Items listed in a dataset
◇ ◇ ◇ ◇ ◇

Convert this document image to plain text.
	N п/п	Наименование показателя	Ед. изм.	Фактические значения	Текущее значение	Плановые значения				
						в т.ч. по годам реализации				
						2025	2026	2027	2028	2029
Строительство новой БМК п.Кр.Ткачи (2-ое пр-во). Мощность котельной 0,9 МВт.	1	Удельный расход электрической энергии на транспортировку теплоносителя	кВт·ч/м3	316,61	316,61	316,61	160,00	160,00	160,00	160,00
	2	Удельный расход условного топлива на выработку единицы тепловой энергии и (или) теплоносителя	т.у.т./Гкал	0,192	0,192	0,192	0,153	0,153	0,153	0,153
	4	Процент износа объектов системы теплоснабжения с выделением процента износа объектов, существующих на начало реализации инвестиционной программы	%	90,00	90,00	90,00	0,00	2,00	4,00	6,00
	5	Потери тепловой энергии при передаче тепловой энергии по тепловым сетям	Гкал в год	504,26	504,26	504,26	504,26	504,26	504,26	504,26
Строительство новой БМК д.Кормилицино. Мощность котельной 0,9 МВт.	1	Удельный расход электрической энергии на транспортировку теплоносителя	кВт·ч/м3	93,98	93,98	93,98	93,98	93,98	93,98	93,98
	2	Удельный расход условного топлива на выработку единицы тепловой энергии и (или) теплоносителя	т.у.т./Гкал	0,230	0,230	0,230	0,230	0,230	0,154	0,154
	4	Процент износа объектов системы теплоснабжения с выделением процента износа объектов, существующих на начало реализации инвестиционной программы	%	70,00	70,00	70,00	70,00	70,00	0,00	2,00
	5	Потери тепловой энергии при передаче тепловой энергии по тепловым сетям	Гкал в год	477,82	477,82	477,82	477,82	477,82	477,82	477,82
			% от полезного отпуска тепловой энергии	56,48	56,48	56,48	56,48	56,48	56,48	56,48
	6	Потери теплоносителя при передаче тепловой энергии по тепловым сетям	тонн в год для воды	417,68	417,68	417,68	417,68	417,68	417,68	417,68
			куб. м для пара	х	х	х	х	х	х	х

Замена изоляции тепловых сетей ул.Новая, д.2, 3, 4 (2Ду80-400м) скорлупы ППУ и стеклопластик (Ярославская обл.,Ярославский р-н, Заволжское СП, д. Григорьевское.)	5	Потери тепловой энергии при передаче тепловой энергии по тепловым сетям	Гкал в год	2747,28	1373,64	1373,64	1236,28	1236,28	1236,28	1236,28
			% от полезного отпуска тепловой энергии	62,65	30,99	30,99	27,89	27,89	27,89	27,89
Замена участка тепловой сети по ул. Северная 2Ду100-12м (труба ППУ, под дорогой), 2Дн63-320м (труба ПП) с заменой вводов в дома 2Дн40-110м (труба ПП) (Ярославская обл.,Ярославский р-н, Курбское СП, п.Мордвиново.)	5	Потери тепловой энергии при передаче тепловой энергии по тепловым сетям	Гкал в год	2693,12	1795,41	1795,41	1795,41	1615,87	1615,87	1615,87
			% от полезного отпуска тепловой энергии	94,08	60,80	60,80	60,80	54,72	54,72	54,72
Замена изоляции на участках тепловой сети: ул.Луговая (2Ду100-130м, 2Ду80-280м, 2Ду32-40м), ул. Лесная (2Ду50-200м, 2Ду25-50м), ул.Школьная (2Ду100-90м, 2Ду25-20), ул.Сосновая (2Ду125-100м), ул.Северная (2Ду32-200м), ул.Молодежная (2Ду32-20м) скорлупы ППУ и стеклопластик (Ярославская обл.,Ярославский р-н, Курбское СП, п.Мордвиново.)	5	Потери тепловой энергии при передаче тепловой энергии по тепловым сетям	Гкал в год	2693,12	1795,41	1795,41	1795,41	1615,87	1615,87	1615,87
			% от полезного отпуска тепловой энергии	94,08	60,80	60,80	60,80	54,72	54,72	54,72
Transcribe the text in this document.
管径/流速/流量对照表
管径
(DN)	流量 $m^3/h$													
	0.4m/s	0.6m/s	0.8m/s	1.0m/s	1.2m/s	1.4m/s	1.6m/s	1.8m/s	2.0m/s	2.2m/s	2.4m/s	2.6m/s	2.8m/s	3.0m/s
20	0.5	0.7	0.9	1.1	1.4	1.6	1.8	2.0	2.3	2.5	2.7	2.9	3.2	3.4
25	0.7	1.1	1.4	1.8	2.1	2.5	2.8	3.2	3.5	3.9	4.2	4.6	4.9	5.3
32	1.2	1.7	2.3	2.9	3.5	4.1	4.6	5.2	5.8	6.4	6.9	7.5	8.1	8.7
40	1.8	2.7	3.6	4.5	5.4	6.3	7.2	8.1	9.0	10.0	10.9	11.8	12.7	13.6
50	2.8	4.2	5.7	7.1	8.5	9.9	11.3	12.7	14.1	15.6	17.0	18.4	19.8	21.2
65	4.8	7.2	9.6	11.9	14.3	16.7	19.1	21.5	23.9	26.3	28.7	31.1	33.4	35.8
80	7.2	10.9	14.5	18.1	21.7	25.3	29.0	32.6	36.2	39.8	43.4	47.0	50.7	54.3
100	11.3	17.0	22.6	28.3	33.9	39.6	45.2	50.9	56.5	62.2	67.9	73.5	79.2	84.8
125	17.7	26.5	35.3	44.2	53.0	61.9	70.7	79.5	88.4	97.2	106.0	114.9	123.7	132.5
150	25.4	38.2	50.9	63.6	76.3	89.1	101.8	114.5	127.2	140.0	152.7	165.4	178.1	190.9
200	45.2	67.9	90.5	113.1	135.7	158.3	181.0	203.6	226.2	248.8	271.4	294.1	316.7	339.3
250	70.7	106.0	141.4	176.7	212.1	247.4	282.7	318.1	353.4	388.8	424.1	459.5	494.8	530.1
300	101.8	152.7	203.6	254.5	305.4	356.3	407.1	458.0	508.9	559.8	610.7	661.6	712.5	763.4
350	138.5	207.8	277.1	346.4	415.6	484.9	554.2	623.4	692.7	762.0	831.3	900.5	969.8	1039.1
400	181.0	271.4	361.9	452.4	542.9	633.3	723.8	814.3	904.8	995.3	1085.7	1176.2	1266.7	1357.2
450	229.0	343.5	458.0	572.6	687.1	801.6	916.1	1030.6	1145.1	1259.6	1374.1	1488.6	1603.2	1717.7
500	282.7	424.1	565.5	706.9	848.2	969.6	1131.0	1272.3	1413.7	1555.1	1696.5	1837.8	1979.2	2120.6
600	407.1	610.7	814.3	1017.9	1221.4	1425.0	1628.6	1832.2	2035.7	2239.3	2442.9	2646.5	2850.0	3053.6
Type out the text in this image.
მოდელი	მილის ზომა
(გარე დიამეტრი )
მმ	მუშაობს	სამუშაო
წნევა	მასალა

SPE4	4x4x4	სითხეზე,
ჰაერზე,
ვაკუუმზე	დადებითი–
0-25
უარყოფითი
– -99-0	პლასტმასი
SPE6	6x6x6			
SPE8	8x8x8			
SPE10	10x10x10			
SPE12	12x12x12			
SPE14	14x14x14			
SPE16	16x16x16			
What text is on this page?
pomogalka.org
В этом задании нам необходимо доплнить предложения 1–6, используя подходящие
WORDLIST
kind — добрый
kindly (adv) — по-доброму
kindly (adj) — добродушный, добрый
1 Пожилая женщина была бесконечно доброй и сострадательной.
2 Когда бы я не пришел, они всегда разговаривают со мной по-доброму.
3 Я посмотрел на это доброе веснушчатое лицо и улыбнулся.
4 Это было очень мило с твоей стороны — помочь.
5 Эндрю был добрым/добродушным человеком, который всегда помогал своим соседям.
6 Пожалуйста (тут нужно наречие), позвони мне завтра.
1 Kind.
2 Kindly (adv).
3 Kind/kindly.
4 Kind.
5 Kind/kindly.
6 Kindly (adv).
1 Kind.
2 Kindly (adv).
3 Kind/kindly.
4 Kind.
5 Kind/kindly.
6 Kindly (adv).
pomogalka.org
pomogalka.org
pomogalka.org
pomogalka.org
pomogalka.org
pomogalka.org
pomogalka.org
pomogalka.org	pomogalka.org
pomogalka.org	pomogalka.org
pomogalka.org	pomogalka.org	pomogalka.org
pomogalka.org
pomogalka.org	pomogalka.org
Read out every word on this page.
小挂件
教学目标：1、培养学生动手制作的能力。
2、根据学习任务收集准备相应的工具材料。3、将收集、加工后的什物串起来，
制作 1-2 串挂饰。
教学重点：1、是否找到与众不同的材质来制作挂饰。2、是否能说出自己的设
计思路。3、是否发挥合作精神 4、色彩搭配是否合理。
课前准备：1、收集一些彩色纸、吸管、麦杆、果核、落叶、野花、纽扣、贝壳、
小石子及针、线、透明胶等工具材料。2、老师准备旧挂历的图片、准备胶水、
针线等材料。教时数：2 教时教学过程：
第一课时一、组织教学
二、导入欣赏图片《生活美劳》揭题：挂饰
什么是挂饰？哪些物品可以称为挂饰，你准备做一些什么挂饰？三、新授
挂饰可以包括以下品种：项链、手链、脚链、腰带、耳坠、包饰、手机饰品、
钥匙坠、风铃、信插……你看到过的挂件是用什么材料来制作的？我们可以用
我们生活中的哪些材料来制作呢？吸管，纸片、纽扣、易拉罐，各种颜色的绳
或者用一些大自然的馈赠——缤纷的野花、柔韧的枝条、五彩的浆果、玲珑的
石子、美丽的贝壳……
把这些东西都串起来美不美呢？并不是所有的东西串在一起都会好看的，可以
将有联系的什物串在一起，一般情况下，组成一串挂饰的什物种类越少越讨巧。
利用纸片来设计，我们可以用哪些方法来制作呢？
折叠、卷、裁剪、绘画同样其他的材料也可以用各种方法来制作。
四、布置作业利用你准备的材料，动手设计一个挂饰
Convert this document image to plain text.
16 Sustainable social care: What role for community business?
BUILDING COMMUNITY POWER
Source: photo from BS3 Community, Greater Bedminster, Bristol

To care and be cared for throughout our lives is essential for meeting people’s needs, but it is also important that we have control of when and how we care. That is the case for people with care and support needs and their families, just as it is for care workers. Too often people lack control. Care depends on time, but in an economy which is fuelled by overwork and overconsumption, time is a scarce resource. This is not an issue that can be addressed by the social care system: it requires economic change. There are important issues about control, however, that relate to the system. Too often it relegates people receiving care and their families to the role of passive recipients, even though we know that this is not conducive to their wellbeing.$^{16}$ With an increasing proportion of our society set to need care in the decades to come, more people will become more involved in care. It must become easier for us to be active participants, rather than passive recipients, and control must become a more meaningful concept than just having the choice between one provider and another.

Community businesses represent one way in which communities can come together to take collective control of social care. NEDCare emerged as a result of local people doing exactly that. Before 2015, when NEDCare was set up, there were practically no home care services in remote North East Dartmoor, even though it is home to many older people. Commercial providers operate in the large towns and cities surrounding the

◇ ◇ ◇ ◇ ◇

*Exercise aim*
Locate all lines in the listing above with the word "транспортировку" and copy them.

*Right answer*
Строительство новой БМК п.Кр.Ткачи (2-ое пр-во). Мощность котельной 0,9 МВт.	1	Удельный расход электрической энергии на транспортировку теплоносителя	кВт·ч/м3	316,61	316,61	316,61	160,00	160,00	160,00	160,00
Строительство новой БМК д.Кормилицино. Мощность котельной 0,9 МВт.	1	Удельный расход электрической энергии на транспортировку теплоносителя	кВт·ч/м3	93,98	93,98	93,98	93,98	93,98	93,98	93,98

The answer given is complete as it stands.